(Dataset rows about figures)

▬▬▬

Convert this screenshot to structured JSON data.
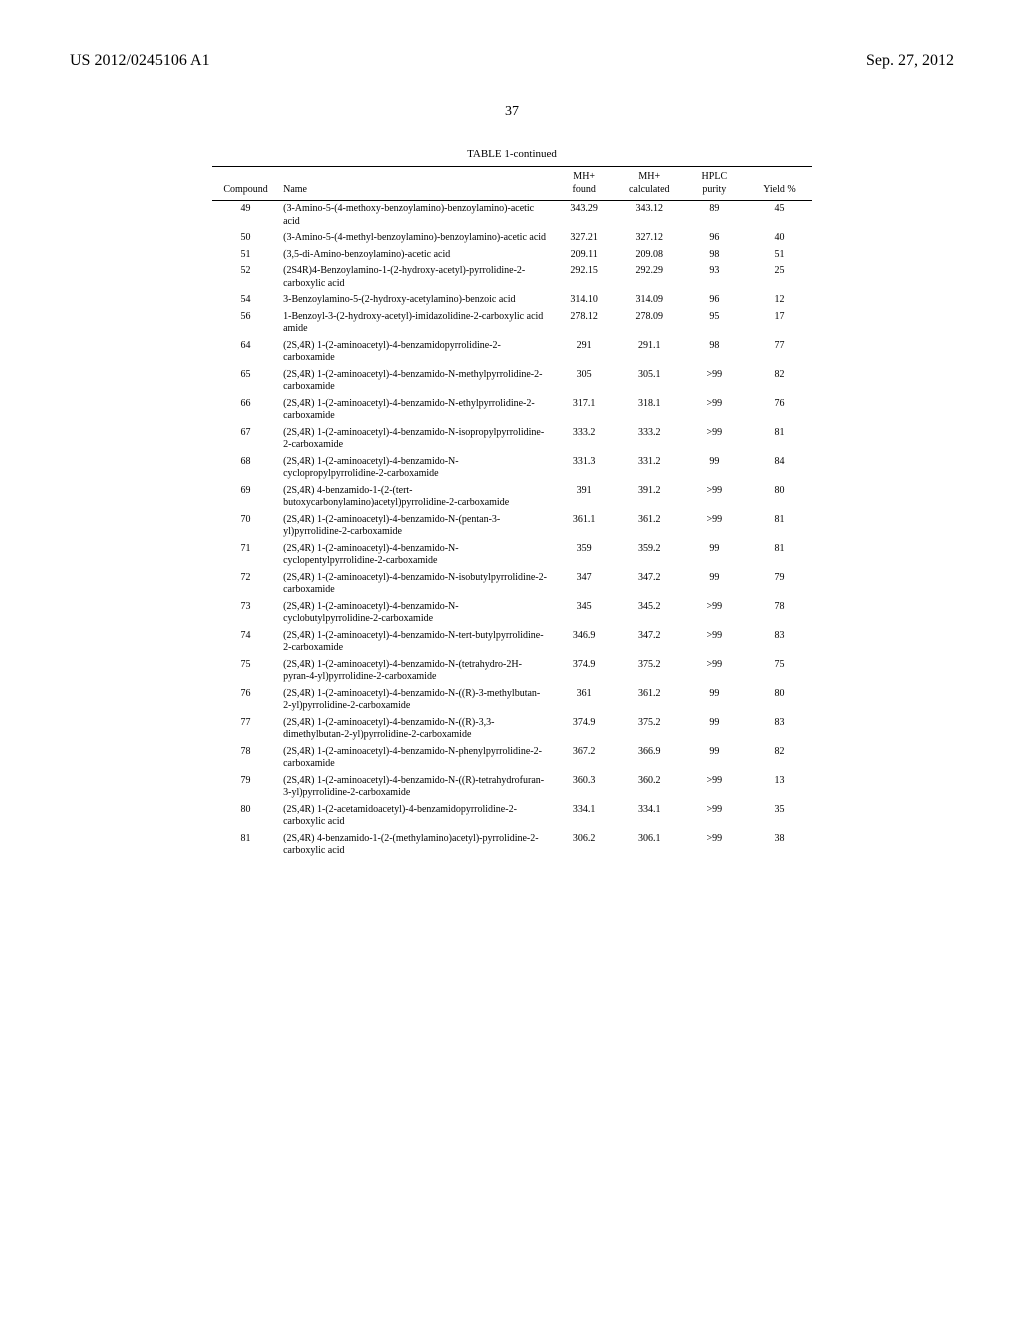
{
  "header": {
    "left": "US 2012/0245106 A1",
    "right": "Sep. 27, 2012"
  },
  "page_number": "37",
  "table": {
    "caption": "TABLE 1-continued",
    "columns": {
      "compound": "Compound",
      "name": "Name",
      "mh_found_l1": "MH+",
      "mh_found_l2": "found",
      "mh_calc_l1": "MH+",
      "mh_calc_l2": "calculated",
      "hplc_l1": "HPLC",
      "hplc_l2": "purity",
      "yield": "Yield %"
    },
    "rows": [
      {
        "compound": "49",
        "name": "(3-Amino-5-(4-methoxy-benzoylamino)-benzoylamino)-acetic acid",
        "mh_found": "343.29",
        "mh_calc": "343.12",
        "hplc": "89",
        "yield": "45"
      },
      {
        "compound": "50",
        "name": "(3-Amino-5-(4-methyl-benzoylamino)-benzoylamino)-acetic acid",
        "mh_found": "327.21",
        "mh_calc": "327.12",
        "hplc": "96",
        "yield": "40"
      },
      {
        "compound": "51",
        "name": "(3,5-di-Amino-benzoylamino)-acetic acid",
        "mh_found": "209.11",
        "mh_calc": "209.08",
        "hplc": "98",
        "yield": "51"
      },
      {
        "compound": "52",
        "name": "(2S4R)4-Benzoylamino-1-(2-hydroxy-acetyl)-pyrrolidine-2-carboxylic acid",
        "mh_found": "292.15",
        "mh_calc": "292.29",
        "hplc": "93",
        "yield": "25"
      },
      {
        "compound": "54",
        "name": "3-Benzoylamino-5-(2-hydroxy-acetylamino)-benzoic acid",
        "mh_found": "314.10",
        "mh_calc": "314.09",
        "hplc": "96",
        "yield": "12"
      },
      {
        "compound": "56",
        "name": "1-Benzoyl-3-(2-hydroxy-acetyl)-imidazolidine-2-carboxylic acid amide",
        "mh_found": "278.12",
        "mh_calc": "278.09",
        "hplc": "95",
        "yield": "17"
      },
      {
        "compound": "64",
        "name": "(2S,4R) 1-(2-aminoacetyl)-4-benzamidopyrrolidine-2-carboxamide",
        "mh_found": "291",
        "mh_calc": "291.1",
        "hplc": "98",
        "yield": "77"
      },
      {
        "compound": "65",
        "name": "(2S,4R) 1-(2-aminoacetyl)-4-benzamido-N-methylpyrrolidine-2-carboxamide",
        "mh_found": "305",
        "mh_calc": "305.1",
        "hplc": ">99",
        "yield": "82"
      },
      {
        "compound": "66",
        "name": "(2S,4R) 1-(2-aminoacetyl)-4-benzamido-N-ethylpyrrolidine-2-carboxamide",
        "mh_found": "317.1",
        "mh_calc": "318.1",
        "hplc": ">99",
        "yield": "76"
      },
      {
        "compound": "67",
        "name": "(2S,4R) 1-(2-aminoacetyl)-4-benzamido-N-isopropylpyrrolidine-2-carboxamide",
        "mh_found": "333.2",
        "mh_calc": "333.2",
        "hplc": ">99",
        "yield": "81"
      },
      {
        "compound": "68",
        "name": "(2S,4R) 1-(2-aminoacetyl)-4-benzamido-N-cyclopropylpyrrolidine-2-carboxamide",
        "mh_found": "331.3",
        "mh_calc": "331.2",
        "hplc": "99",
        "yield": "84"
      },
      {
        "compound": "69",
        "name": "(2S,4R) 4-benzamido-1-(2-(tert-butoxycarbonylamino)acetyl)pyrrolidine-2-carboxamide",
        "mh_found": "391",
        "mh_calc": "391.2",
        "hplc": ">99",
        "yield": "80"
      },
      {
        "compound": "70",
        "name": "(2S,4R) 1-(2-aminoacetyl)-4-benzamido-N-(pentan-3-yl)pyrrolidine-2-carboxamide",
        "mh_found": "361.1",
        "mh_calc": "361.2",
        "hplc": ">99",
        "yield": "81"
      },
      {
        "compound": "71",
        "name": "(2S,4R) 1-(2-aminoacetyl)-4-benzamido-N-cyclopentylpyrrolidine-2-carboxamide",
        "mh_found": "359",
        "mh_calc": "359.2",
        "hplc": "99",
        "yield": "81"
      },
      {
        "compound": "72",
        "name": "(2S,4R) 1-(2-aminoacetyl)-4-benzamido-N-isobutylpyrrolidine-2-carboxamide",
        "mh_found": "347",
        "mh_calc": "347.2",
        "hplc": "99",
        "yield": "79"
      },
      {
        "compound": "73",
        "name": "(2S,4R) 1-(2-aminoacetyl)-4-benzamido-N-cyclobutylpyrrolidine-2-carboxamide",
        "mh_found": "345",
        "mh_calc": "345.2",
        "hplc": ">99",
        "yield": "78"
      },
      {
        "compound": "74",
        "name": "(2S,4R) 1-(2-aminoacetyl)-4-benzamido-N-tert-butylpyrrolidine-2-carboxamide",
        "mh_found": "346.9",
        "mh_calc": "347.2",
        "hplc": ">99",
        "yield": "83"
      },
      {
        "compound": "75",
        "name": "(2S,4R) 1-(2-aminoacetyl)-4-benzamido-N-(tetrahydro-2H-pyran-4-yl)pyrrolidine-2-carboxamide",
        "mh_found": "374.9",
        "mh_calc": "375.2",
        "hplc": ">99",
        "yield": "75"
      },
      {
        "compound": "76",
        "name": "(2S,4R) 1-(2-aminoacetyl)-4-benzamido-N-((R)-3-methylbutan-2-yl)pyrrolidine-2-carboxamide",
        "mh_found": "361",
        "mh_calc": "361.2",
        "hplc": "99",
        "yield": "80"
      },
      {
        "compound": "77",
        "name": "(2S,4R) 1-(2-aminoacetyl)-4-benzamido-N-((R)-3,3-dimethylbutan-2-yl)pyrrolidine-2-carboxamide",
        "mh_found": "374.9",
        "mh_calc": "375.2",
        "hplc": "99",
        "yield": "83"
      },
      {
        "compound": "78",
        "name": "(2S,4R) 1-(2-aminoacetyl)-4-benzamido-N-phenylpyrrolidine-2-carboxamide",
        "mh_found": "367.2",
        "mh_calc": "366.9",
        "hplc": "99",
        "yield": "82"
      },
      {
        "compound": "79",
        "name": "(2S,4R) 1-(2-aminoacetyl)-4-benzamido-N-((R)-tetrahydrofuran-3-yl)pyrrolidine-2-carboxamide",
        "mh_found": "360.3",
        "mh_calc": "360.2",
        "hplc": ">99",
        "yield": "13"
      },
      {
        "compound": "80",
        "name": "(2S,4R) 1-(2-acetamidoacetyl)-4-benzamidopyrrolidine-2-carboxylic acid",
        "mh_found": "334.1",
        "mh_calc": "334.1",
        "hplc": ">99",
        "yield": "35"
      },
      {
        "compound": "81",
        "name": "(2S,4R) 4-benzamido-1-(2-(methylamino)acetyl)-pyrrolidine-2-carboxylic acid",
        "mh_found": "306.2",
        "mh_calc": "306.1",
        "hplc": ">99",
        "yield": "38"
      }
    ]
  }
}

▬▬▬

_TASK DESCRIPTION_
Copy out every line of the data that includes the word "benzamidopyrrolidine".

_WRITTEN REPLY_
        "name": "(2S,4R) 1-(2-aminoacetyl)-4-benzamidopyrrolidine-2-carboxamide",
        "name": "(2S,4R) 1-(2-acetamidoacetyl)-4-benzamidopyrrolidine-2-carboxylic acid",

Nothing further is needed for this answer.